((

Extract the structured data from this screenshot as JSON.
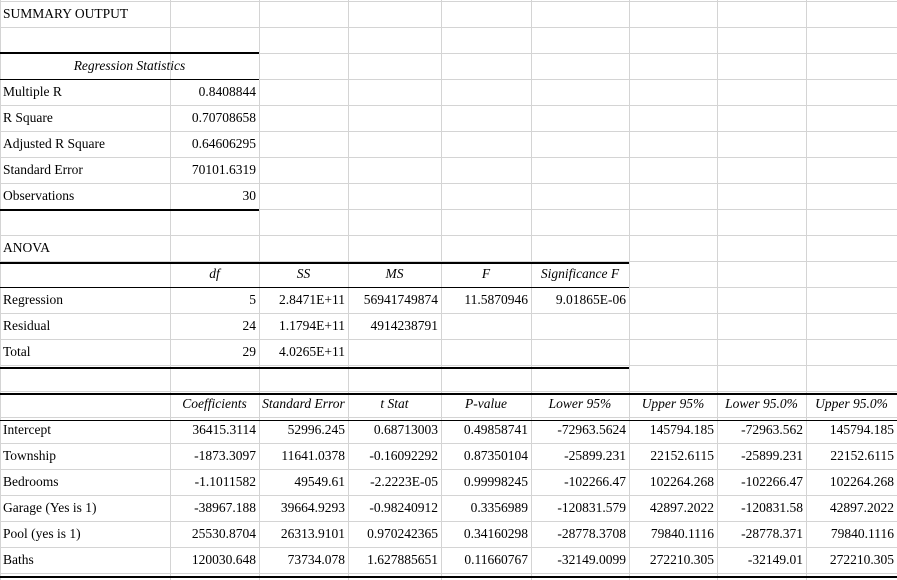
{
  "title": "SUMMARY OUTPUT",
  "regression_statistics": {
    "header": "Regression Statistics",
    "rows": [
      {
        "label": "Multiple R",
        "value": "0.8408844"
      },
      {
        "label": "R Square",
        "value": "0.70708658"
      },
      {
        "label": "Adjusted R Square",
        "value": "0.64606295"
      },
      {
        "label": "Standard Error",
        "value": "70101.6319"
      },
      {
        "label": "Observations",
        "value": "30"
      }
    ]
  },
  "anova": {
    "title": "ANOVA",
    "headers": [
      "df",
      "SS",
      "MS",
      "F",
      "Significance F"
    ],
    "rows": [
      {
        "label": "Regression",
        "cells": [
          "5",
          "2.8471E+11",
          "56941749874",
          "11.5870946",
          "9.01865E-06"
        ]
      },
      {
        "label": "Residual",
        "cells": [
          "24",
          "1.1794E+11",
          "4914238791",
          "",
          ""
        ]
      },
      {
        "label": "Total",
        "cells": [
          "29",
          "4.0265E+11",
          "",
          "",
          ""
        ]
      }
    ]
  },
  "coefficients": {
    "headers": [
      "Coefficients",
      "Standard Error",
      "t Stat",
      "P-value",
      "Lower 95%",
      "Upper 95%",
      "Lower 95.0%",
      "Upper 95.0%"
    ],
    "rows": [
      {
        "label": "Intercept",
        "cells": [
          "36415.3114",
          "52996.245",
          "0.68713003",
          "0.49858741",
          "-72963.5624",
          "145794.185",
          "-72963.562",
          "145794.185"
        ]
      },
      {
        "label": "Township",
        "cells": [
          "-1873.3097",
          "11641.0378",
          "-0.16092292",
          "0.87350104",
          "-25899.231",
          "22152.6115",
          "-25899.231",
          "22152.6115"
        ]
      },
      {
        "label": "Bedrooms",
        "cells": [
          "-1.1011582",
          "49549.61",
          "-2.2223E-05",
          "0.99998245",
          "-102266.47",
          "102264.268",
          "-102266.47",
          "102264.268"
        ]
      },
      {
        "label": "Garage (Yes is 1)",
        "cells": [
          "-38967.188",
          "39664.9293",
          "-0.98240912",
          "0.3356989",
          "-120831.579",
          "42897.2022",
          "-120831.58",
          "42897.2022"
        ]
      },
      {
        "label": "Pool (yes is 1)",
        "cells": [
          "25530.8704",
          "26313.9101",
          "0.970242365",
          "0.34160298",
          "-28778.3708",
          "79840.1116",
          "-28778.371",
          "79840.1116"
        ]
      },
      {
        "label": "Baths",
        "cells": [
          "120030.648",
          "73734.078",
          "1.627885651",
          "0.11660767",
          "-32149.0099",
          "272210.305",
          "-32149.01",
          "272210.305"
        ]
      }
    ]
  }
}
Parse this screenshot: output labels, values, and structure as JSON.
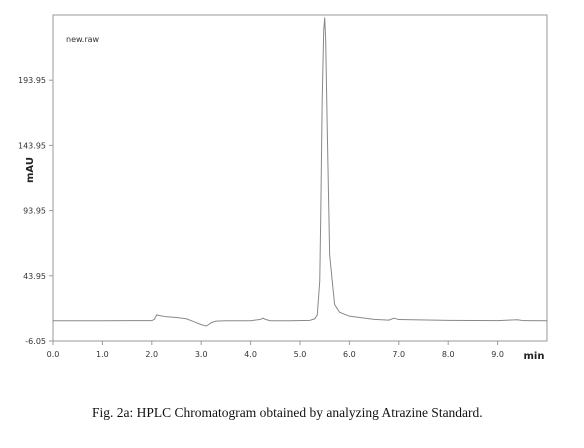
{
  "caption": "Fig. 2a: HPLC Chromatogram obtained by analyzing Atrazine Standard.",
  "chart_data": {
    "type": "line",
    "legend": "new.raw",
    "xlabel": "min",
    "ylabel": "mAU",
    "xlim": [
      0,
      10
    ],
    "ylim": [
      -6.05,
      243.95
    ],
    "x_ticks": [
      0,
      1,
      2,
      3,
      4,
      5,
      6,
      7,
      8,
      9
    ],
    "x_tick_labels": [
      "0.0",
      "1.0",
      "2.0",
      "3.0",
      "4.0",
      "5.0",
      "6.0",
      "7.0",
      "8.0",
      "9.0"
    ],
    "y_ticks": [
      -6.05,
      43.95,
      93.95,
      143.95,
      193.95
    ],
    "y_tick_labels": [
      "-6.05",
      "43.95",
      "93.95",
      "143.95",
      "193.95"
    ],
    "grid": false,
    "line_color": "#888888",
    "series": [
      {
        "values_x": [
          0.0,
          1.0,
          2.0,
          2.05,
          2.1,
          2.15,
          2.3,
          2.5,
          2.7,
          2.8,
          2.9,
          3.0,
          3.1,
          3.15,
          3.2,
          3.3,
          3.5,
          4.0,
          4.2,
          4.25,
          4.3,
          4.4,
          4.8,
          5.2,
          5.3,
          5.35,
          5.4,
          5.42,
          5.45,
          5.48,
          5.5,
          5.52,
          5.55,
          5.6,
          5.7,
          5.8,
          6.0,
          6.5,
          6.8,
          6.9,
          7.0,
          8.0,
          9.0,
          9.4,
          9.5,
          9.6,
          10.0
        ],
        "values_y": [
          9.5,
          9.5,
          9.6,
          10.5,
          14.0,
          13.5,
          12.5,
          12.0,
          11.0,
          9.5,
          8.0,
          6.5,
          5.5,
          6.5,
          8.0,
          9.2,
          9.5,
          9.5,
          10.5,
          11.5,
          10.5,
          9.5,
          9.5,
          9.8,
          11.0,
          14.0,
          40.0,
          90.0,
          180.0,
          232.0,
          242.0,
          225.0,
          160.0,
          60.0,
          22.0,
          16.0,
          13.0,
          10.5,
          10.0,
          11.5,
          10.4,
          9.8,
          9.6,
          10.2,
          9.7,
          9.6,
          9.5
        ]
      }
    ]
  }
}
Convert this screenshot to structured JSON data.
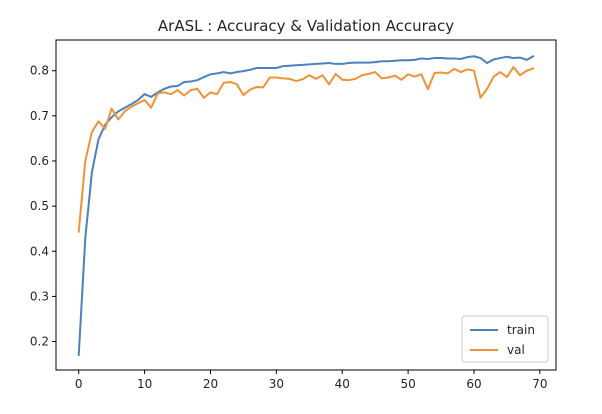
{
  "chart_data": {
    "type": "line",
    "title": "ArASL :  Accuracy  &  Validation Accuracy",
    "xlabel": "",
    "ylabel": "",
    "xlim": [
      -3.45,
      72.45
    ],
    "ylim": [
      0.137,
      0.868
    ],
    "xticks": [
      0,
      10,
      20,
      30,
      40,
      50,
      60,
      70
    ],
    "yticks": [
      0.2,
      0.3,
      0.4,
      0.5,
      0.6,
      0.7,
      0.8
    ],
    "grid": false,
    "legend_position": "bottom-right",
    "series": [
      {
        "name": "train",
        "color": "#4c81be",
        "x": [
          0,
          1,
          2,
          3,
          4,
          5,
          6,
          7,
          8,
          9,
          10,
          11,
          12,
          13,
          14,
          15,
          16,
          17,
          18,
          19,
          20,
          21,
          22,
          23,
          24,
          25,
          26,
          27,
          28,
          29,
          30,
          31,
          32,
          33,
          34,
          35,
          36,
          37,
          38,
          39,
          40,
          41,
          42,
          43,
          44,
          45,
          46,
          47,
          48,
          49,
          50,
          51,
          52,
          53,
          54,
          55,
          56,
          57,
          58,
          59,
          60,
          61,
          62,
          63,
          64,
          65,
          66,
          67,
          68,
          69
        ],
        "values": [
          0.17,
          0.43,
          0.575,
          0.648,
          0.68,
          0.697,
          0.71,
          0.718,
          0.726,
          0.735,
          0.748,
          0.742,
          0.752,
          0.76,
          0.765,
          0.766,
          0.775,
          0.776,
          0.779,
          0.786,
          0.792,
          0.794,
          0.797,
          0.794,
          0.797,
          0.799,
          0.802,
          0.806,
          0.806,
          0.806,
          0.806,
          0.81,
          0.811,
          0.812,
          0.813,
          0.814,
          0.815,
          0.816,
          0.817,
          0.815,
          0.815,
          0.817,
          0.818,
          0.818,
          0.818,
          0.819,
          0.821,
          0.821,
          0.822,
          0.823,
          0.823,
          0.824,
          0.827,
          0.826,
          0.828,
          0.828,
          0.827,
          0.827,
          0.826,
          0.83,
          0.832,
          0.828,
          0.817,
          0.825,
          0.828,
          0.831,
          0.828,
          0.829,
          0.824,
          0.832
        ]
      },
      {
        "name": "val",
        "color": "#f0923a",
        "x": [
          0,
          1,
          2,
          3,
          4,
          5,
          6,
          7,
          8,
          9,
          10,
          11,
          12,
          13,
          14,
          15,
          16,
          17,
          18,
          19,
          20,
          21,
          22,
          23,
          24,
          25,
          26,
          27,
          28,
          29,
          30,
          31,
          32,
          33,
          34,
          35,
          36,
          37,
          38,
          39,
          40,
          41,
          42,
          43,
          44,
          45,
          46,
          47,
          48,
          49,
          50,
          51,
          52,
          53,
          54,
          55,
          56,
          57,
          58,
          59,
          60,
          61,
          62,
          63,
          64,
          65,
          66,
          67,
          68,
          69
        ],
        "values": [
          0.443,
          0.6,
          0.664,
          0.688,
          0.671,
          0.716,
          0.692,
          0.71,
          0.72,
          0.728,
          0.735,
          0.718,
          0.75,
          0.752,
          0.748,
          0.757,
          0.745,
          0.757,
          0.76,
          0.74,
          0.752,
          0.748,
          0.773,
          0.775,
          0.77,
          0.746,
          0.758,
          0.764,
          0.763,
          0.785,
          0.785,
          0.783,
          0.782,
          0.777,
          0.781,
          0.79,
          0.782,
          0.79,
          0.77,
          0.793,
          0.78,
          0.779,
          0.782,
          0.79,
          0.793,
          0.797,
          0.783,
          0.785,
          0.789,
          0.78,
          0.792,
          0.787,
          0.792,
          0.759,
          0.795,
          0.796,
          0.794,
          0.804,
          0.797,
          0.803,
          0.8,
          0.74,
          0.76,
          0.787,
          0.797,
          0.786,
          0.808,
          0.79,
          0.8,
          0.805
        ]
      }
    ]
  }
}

))
((

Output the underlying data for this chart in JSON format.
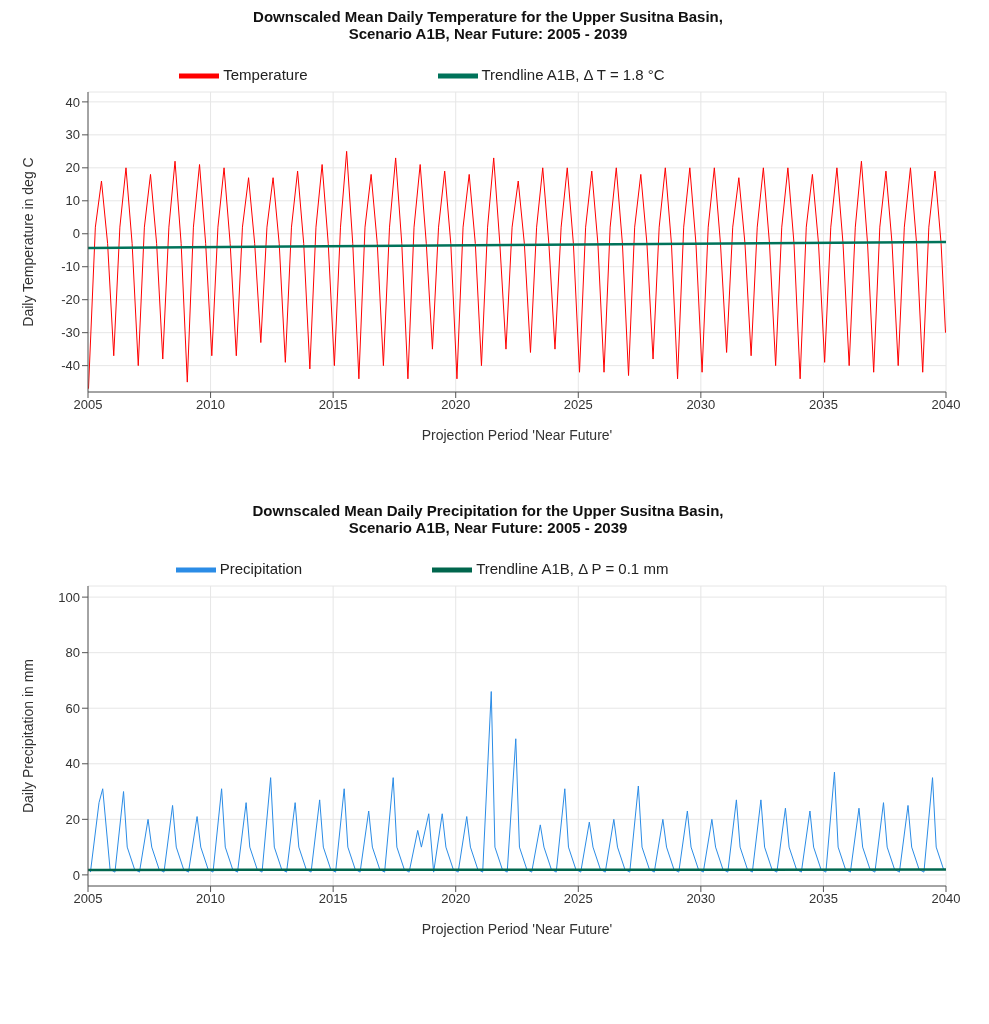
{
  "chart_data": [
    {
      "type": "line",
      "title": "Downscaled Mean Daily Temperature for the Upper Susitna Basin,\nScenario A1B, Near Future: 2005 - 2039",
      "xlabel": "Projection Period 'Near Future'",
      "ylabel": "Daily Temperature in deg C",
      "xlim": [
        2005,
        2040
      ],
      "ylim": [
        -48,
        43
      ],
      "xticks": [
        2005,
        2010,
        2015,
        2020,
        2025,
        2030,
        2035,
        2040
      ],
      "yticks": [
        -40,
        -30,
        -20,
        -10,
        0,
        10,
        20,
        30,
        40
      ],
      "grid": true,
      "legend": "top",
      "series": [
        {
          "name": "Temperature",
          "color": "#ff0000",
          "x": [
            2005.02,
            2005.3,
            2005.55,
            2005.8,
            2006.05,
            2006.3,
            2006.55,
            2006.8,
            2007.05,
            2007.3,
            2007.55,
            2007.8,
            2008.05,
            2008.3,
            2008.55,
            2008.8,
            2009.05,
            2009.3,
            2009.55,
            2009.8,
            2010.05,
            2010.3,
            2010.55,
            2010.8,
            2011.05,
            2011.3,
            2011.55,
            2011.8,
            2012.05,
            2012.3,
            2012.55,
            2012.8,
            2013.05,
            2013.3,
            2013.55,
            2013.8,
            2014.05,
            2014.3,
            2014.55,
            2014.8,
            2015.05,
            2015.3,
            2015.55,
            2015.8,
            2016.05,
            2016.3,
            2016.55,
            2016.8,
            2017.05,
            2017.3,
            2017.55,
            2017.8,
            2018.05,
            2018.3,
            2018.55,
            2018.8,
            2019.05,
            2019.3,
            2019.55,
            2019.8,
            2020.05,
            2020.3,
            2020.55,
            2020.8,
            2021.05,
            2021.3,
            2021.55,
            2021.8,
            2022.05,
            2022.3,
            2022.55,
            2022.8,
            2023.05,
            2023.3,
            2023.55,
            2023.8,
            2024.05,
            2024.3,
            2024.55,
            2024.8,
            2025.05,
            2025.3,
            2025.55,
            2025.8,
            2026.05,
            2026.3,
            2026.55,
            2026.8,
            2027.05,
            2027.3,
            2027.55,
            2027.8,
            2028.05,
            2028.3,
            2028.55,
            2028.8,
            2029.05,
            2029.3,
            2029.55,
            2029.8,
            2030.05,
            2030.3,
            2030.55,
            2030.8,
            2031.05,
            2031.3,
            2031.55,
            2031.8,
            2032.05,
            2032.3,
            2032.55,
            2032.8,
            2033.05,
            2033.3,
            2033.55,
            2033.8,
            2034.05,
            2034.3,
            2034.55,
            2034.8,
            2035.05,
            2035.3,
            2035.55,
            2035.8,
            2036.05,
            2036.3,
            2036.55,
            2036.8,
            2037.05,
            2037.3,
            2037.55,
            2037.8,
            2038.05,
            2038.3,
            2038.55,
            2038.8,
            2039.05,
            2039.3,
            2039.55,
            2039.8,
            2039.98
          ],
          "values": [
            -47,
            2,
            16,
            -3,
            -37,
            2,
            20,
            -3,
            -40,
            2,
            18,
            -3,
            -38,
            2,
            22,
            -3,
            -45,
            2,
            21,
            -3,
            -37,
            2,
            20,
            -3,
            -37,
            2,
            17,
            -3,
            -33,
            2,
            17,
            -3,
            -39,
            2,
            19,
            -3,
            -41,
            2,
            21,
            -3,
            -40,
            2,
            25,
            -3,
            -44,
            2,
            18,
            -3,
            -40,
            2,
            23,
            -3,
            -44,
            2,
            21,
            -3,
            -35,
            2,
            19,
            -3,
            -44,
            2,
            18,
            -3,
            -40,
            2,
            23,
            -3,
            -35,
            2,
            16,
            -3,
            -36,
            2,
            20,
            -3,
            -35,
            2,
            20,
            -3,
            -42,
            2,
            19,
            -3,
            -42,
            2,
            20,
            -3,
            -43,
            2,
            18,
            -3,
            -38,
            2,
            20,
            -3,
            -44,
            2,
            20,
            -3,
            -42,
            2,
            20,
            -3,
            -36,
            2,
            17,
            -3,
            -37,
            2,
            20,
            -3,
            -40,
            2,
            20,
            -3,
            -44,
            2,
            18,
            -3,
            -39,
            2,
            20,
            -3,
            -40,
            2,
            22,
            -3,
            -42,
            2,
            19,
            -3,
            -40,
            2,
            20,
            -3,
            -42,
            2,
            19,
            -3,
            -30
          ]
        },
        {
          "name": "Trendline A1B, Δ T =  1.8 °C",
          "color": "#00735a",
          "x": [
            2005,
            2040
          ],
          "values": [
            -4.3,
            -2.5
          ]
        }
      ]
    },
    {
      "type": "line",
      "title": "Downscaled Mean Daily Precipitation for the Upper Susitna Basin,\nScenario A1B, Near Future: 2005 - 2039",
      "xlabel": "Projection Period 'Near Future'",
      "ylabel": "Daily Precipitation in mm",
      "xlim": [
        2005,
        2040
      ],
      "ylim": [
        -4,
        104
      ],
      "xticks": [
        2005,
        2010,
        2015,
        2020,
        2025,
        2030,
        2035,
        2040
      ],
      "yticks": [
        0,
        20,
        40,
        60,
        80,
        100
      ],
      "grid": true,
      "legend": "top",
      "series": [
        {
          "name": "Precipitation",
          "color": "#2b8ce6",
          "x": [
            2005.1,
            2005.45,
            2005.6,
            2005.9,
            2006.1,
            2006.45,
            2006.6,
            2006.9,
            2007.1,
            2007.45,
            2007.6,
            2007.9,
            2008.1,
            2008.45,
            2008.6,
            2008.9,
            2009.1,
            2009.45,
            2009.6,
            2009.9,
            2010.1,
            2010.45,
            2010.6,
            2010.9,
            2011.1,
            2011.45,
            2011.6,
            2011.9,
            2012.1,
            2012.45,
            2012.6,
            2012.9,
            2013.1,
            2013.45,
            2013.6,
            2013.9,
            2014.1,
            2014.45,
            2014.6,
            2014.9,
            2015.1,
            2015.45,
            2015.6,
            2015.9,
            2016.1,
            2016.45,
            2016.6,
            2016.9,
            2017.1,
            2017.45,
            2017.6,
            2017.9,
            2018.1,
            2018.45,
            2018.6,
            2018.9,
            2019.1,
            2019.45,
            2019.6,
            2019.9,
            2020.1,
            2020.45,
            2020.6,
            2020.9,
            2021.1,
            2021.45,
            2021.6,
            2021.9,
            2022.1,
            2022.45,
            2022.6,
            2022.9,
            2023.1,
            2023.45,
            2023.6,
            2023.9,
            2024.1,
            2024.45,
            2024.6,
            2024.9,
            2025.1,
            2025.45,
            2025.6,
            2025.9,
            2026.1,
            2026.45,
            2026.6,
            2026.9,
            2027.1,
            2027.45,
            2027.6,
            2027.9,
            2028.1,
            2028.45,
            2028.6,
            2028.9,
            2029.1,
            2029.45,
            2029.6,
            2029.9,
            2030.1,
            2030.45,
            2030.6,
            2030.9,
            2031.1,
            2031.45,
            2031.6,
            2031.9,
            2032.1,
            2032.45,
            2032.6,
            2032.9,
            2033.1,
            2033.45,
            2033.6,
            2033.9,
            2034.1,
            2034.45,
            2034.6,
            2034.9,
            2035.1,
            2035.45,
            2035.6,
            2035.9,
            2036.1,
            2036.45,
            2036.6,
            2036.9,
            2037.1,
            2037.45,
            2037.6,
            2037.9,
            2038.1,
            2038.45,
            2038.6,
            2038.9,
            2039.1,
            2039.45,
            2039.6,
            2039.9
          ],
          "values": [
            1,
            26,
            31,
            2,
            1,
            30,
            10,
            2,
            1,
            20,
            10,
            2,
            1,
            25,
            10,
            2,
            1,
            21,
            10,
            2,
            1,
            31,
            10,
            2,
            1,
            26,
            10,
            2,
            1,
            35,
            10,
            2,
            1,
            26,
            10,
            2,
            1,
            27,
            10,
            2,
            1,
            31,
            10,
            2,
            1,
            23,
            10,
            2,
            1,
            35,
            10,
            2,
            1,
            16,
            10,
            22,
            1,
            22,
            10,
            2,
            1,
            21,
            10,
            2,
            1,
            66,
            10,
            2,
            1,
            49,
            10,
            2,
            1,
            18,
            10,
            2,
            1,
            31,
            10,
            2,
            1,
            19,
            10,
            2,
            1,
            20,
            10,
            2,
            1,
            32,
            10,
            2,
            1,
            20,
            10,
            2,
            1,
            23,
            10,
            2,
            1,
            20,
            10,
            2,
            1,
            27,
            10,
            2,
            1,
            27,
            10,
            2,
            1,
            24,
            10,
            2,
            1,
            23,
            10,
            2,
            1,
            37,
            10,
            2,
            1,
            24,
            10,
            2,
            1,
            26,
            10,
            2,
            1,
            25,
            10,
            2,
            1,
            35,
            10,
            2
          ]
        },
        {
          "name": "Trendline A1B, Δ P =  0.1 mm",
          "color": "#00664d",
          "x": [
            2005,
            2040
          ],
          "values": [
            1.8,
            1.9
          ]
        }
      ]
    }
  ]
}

))

◆ TASK DETAILS: Copy out all lines from the material above that contain the string "Downscaled".

◆ THE ANSWER:
      "title": "Downscaled Mean Daily Temperature for the Upper Susitna Basin,\nScenario A1B, Near Future: 2005 - 2039",
      "title": "Downscaled Mean Daily Precipitation for the Upper Susitna Basin,\nScenario A1B, Near Future: 2005 - 2039",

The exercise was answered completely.